**Task instructions**. Which lines have the string "Regulations"? Copy all of them from the entries below.
[BEGIN]
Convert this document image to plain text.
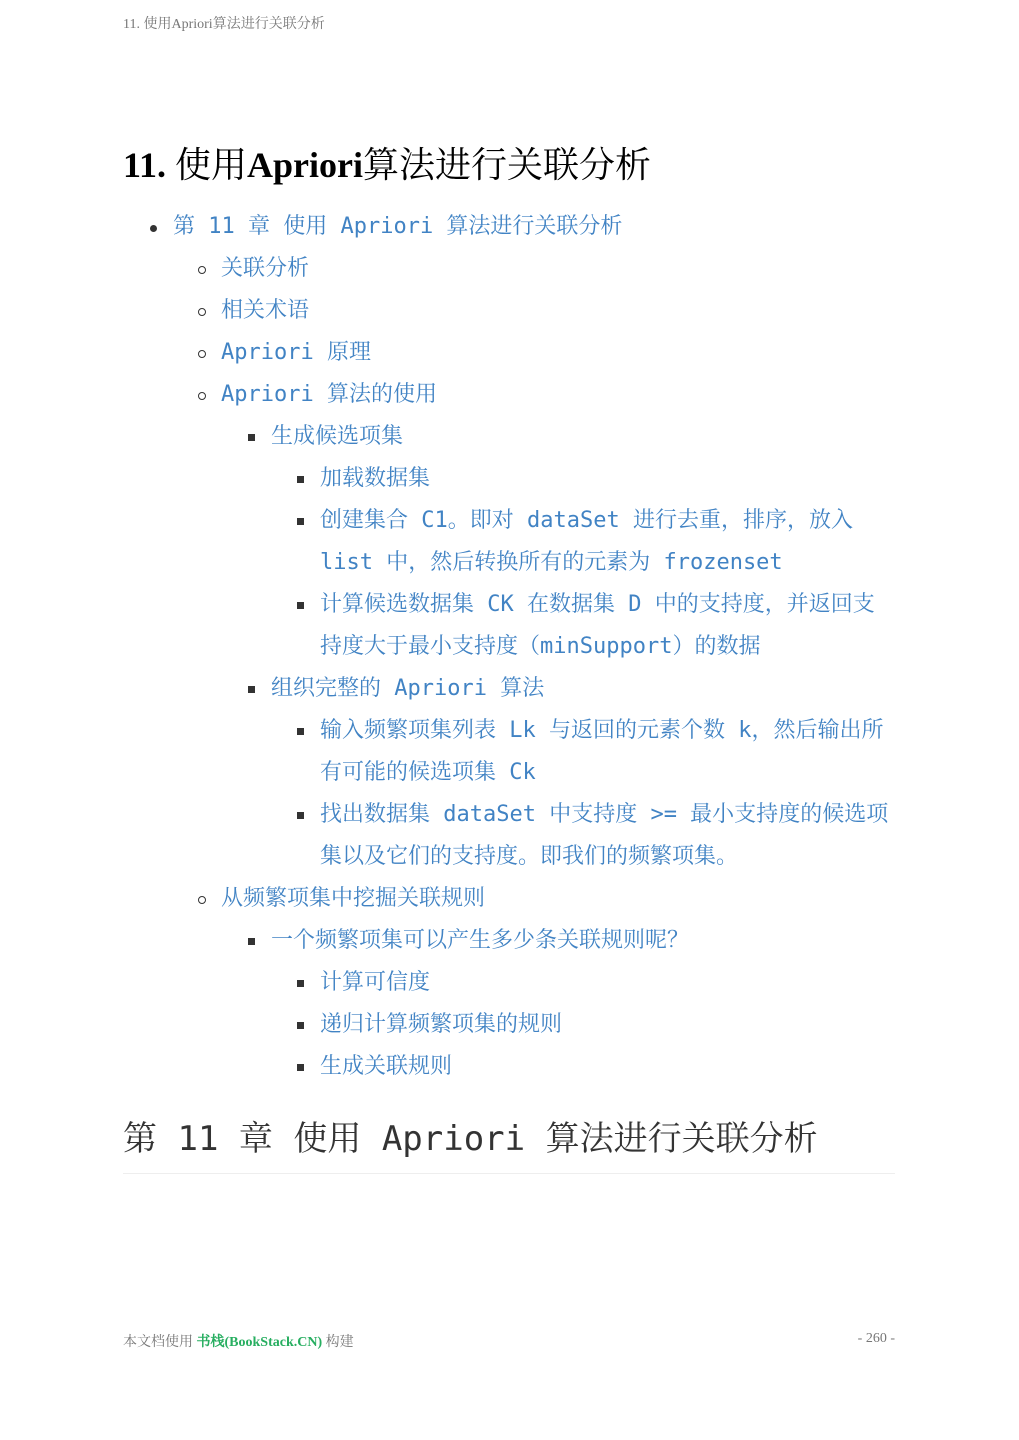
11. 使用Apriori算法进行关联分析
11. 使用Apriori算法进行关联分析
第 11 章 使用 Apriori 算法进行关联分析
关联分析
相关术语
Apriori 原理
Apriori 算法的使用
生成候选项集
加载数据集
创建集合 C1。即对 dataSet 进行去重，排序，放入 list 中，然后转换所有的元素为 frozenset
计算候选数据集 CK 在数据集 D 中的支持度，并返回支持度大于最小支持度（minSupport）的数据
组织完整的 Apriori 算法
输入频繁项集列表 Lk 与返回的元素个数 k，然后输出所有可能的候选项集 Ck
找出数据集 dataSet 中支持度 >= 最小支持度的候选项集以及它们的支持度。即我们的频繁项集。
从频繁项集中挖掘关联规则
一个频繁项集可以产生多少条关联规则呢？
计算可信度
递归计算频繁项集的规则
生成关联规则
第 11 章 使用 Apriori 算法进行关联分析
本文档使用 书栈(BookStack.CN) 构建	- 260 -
[END]
[BEGIN]
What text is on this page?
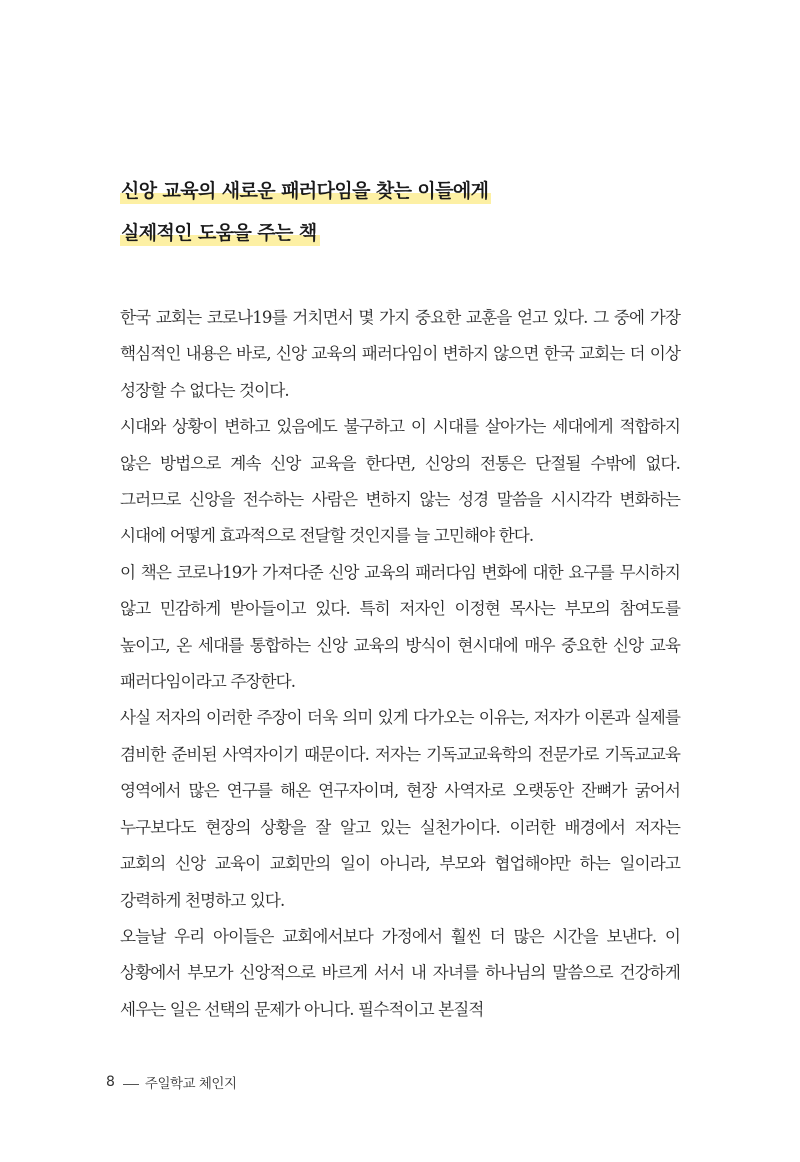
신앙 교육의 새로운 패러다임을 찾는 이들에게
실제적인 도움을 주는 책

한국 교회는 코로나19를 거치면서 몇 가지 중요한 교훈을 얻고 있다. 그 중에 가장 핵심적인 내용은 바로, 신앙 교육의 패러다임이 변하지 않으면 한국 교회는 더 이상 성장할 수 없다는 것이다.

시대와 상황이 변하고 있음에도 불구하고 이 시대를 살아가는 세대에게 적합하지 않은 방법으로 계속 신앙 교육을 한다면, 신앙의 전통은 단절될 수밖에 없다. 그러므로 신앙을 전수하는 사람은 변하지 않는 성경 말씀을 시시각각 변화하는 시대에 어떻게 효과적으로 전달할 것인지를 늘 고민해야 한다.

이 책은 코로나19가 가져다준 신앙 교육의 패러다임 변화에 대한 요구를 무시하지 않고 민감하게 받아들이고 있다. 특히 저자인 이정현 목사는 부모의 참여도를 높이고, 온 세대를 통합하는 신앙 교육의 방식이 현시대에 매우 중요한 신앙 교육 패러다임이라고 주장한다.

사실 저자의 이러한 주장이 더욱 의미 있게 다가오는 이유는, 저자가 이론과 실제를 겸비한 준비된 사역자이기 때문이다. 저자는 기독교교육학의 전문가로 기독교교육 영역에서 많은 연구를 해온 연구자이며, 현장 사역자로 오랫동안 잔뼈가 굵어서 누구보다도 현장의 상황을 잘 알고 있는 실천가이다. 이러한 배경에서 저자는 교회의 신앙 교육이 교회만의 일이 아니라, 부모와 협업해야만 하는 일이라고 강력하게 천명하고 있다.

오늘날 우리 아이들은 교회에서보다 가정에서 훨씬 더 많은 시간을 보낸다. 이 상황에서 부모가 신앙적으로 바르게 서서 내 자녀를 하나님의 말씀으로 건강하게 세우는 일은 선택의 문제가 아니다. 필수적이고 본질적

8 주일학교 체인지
[END]
[BEGIN]
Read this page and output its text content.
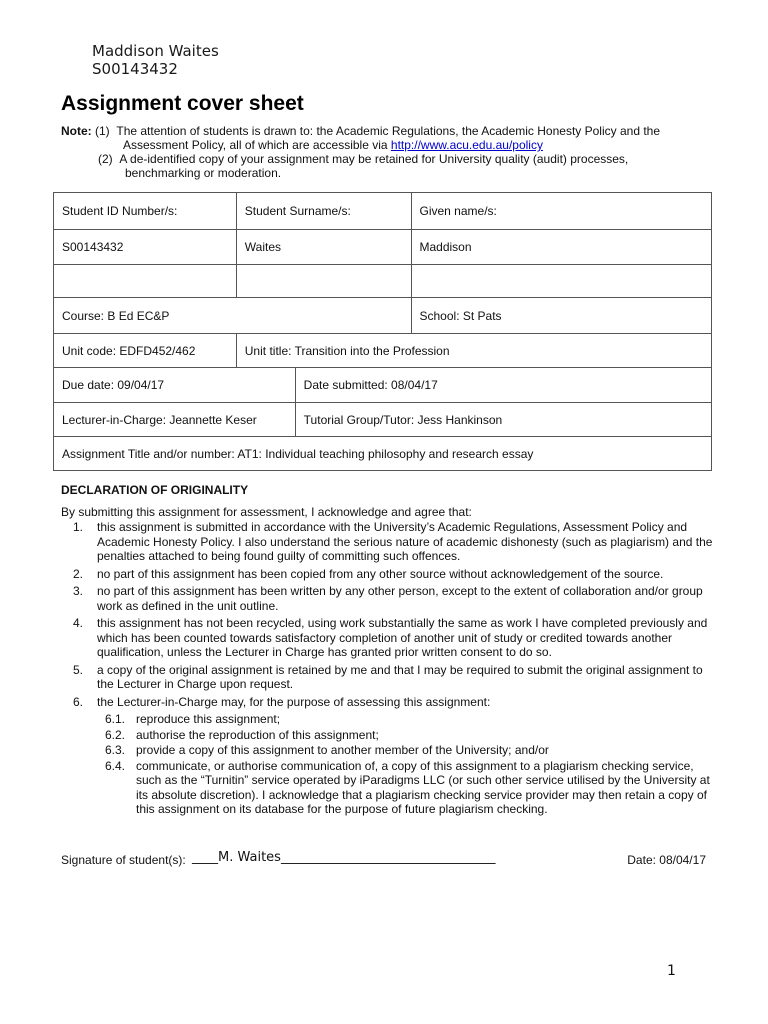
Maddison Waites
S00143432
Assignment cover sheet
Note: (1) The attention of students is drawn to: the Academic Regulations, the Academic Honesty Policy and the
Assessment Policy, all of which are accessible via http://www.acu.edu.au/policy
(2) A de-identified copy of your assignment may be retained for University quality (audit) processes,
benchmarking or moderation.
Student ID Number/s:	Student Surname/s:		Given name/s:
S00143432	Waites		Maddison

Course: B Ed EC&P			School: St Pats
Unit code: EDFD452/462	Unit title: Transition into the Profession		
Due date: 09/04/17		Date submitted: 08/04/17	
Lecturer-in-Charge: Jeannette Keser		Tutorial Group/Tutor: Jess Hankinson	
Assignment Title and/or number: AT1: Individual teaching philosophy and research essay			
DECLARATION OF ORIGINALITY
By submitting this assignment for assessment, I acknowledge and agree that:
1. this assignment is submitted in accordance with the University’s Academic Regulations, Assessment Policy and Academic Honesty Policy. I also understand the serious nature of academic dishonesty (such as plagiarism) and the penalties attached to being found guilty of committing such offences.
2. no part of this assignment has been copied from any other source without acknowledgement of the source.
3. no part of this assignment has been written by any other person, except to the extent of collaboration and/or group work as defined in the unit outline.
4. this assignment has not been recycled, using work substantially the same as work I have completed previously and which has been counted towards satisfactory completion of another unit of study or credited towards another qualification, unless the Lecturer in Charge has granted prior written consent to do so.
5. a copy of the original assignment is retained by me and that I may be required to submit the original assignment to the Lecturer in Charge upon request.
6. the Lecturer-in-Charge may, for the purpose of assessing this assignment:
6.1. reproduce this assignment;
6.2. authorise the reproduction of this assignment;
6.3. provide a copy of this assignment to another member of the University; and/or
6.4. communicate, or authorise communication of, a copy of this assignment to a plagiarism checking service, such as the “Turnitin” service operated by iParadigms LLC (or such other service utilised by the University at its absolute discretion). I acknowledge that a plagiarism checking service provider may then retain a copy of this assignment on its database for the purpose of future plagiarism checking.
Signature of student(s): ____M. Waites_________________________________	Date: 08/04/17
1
[END]
**Task solution**.
Note: (1) The attention of students is drawn to: the Academic Regulations, the Academic Honesty Policy and the
1. this assignment is submitted in accordance with the University’s Academic Regulations, Assessment Policy and Academic Honesty Policy. I also understand the serious nature of academic dishonesty (such as plagiarism) and the penalties attached to being found guilty of committing such offences.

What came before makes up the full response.